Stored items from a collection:
--- --- ---

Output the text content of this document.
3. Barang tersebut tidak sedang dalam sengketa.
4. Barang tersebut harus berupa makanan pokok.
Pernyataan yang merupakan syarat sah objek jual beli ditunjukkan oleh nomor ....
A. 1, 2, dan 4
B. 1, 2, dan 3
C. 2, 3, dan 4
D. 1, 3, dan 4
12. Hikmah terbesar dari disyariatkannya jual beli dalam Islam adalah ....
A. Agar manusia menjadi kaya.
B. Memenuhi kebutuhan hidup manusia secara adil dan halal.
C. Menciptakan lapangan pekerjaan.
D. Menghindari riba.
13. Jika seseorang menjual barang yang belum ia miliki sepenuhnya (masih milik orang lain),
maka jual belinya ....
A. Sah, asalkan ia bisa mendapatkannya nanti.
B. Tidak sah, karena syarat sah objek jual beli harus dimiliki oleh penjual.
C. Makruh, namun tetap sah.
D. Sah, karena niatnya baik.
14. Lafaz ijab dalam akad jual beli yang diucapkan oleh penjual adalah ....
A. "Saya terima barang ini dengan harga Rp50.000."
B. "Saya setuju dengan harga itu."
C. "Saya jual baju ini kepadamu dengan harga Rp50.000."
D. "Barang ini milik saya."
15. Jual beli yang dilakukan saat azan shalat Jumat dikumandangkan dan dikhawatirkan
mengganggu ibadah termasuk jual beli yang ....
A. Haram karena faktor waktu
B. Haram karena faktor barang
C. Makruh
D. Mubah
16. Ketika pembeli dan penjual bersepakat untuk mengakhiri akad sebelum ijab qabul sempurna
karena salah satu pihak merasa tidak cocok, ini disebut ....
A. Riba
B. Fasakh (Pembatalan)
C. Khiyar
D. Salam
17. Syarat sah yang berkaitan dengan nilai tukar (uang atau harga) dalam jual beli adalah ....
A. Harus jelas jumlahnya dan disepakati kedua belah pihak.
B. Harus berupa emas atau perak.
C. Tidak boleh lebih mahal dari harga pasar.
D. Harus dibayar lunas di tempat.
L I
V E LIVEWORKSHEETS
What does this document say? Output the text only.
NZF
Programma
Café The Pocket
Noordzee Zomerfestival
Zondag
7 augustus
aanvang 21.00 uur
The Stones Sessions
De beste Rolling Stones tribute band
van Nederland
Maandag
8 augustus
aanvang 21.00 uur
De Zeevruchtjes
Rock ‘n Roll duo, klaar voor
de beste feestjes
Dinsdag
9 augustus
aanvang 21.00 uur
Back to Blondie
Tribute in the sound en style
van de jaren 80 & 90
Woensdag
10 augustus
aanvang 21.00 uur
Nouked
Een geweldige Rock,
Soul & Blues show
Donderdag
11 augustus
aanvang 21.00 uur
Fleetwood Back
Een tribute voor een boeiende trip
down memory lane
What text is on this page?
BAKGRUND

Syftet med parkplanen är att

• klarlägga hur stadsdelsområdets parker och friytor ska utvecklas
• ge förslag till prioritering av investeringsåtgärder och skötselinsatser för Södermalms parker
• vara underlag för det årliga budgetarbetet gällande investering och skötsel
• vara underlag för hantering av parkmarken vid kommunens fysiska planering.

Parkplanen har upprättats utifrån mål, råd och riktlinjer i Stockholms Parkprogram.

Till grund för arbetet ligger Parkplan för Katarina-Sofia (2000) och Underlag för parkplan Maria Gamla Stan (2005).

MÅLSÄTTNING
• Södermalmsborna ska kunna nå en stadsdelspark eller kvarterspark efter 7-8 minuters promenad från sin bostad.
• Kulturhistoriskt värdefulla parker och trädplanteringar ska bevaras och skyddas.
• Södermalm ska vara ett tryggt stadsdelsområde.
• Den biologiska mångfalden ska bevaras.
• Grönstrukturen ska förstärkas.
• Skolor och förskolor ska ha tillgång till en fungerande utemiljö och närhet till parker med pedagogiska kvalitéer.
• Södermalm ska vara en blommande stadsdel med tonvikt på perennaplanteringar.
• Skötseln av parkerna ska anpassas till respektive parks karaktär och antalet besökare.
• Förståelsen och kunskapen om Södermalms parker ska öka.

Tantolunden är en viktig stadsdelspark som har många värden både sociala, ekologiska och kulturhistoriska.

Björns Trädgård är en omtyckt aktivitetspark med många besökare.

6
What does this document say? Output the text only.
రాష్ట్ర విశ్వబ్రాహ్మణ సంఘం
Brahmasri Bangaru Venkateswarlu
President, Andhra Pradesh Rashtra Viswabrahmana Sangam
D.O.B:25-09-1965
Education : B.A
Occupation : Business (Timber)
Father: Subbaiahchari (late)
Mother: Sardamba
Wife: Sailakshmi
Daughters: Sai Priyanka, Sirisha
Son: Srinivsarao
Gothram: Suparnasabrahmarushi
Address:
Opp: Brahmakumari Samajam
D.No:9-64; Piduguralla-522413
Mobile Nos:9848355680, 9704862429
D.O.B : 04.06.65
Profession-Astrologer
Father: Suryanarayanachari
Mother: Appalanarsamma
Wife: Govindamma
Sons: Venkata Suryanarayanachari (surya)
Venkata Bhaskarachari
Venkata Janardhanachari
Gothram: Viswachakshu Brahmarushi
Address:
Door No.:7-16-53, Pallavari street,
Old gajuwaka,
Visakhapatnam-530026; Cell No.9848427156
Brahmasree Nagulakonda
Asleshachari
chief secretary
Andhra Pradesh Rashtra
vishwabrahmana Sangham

--- --- ---

WHAT THE EXERCISE ASKS: Extract, word for word, each line of the listing above.

TASK RESULT:
Output the text content of this document.
3. Barang tersebut tidak sedang dalam sengketa.
4. Barang tersebut harus berupa makanan pokok.
Pernyataan yang merupakan syarat sah objek jual beli ditunjukkan oleh nomor ....
A. 1, 2, dan 4
B. 1, 2, dan 3
C. 2, 3, dan 4
D. 1, 3, dan 4
12. Hikmah terbesar dari disyariatkannya jual beli dalam Islam adalah ....
A. Agar manusia menjadi kaya.
B. Memenuhi kebutuhan hidup manusia secara adil dan halal.
C. Menciptakan lapangan pekerjaan.
D. Menghindari riba.
13. Jika seseorang menjual barang yang belum ia miliki sepenuhnya (masih milik orang lain),
maka jual belinya ....
A. Sah, asalkan ia bisa mendapatkannya nanti.
B. Tidak sah, karena syarat sah objek jual beli harus dimiliki oleh penjual.
C. Makruh, namun tetap sah.
D. Sah, karena niatnya baik.
14. Lafaz ijab dalam akad jual beli yang diucapkan oleh penjual adalah ....
A. "Saya terima barang ini dengan harga Rp50.000."
B. "Saya setuju dengan harga itu."
C. "Saya jual baju ini kepadamu dengan harga Rp50.000."
D. "Barang ini milik saya."
15. Jual beli yang dilakukan saat azan shalat Jumat dikumandangkan dan dikhawatirkan
mengganggu ibadah termasuk jual beli yang ....
A. Haram karena faktor waktu
B. Haram karena faktor barang
C. Makruh
D. Mubah
16. Ketika pembeli dan penjual bersepakat untuk mengakhiri akad sebelum ijab qabul sempurna
karena salah satu pihak merasa tidak cocok, ini disebut ....
A. Riba
B. Fasakh (Pembatalan)
C. Khiyar
D. Salam
17. Syarat sah yang berkaitan dengan nilai tukar (uang atau harga) dalam jual beli adalah ....
A. Harus jelas jumlahnya dan disepakati kedua belah pihak.
B. Harus berupa emas atau perak.
C. Tidak boleh lebih mahal dari harga pasar.
D. Harus dibayar lunas di tempat.
L I
V E LIVEWORKSHEETS
What does this document say? Output the text only.
NZF
Programma
Café The Pocket
Noordzee Zomerfestival
Zondag
7 augustus
aanvang 21.00 uur
The Stones Sessions
De beste Rolling Stones tribute band
van Nederland
Maandag
8 augustus
aanvang 21.00 uur
De Zeevruchtjes
Rock ‘n Roll duo, klaar voor
de beste feestjes
Dinsdag
9 augustus
aanvang 21.00 uur
Back to Blondie
Tribute in the sound en style
van de jaren 80 & 90
Woensdag
10 augustus
aanvang 21.00 uur
Nouked
Een geweldige Rock,
Soul & Blues show
Donderdag
11 augustus
aanvang 21.00 uur
Fleetwood Back
Een tribute voor een boeiende trip
down memory lane
What text is on this page?
BAKGRUND

Syftet med parkplanen är att

• klarlägga hur stadsdelsområdets parker och friytor ska utvecklas
• ge förslag till prioritering av investeringsåtgärder och skötselinsatser för Södermalms parker
• vara underlag för det årliga budgetarbetet gällande investering och skötsel
• vara underlag för hantering av parkmarken vid kommunens fysiska planering.

Parkplanen har upprättats utifrån mål, råd och riktlinjer i Stockholms Parkprogram.

Till grund för arbetet ligger Parkplan för Katarina-Sofia (2000) och Underlag för parkplan Maria Gamla Stan (2005).

MÅLSÄTTNING
• Södermalmsborna ska kunna nå en stadsdelspark eller kvarterspark efter 7-8 minuters promenad från sin bostad.
• Kulturhistoriskt värdefulla parker och trädplanteringar ska bevaras och skyddas.
• Södermalm ska vara ett tryggt stadsdelsområde.
• Den biologiska mångfalden ska bevaras.
• Grönstrukturen ska förstärkas.
• Skolor och förskolor ska ha tillgång till en fungerande utemiljö och närhet till parker med pedagogiska kvalitéer.
• Södermalm ska vara en blommande stadsdel med tonvikt på perennaplanteringar.
• Skötseln av parkerna ska anpassas till respektive parks karaktär och antalet besökare.
• Förståelsen och kunskapen om Södermalms parker ska öka.

Tantolunden är en viktig stadsdelspark som har många värden både sociala, ekologiska och kulturhistoriska.

Björns Trädgård är en omtyckt aktivitetspark med många besökare.

6
What does this document say? Output the text only.
రాష్ట్ర విశ్వబ్రాహ్మణ సంఘం
Brahmasri Bangaru Venkateswarlu
President, Andhra Pradesh Rashtra Viswabrahmana Sangam
D.O.B:25-09-1965
Education : B.A
Occupation : Business (Timber)
Father: Subbaiahchari (late)
Mother: Sardamba
Wife: Sailakshmi
Daughters: Sai Priyanka, Sirisha
Son: Srinivsarao
Gothram: Suparnasabrahmarushi
Address:
Opp: Brahmakumari Samajam
D.No:9-64; Piduguralla-522413
Mobile Nos:9848355680, 9704862429
D.O.B : 04.06.65
Profession-Astrologer
Father: Suryanarayanachari
Mother: Appalanarsamma
Wife: Govindamma
Sons: Venkata Suryanarayanachari (surya)
Venkata Bhaskarachari
Venkata Janardhanachari
Gothram: Viswachakshu Brahmarushi
Address:
Door No.:7-16-53, Pallavari street,
Old gajuwaka,
Visakhapatnam-530026; Cell No.9848427156
Brahmasree Nagulakonda
Asleshachari
chief secretary
Andhra Pradesh Rashtra
vishwabrahmana Sangham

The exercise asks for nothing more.